◆ OBJECTIVE: Make an exact copy of all the entries, but do not reproduce the pictures.

◆ EXTRACTED MATERIAL:

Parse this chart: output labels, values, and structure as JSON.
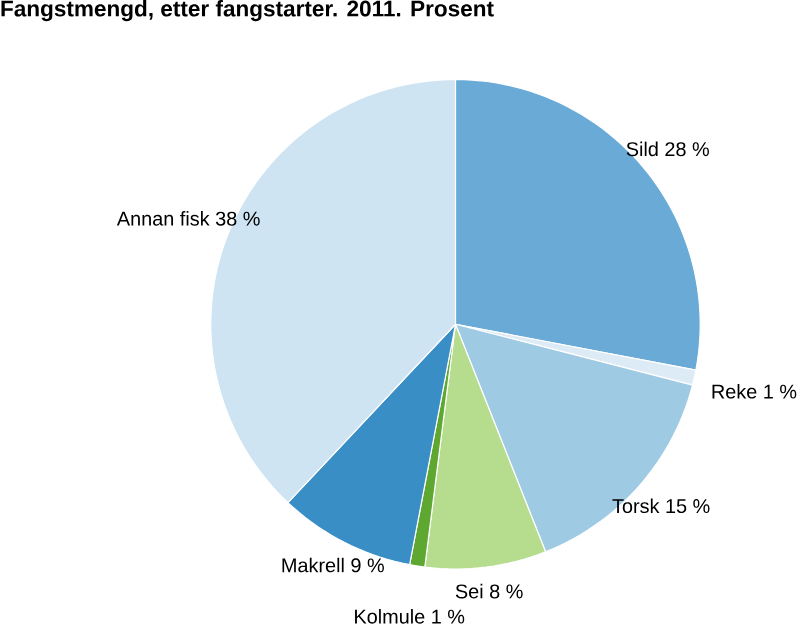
{
  "chart_data": {
    "type": "pie",
    "title": "Fangstmengd, etter fangstarter. 2011. Prosent",
    "categories": [
      "Sild",
      "Reke",
      "Torsk",
      "Sei",
      "Kolmule",
      "Makrell",
      "Annan fisk"
    ],
    "values": [
      28,
      1,
      15,
      8,
      1,
      9,
      38
    ],
    "value_labels": [
      "28 %",
      "1 %",
      "15 %",
      "8 %",
      "1 %",
      "9 %",
      "38 %"
    ],
    "colors": [
      "#6aaad6",
      "#dcebf6",
      "#9fcae3",
      "#b6dc8e",
      "#5ea832",
      "#3a8ec6",
      "#cfe4f2"
    ]
  }
}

◆ EXERCISE RESPONSE:
Parse this chart: output labels, values, and structure as JSON.
{
  "chart_data": {
    "type": "pie",
    "title": "Fangstmengd, etter fangstarter. 2011. Prosent",
    "categories": [
      "Sild",
      "Reke",
      "Torsk",
      "Sei",
      "Kolmule",
      "Makrell",
      "Annan fisk"
    ],
    "values": [
      28,
      1,
      15,
      8,
      1,
      9,
      38
    ],
    "value_labels": [
      "28 %",
      "1 %",
      "15 %",
      "8 %",
      "1 %",
      "9 %",
      "38 %"
    ],
    "colors": [
      "#6aaad6",
      "#dcebf6",
      "#9fcae3",
      "#b6dc8e",
      "#5ea832",
      "#3a8ec6",
      "#cfe4f2"
    ]
  }
}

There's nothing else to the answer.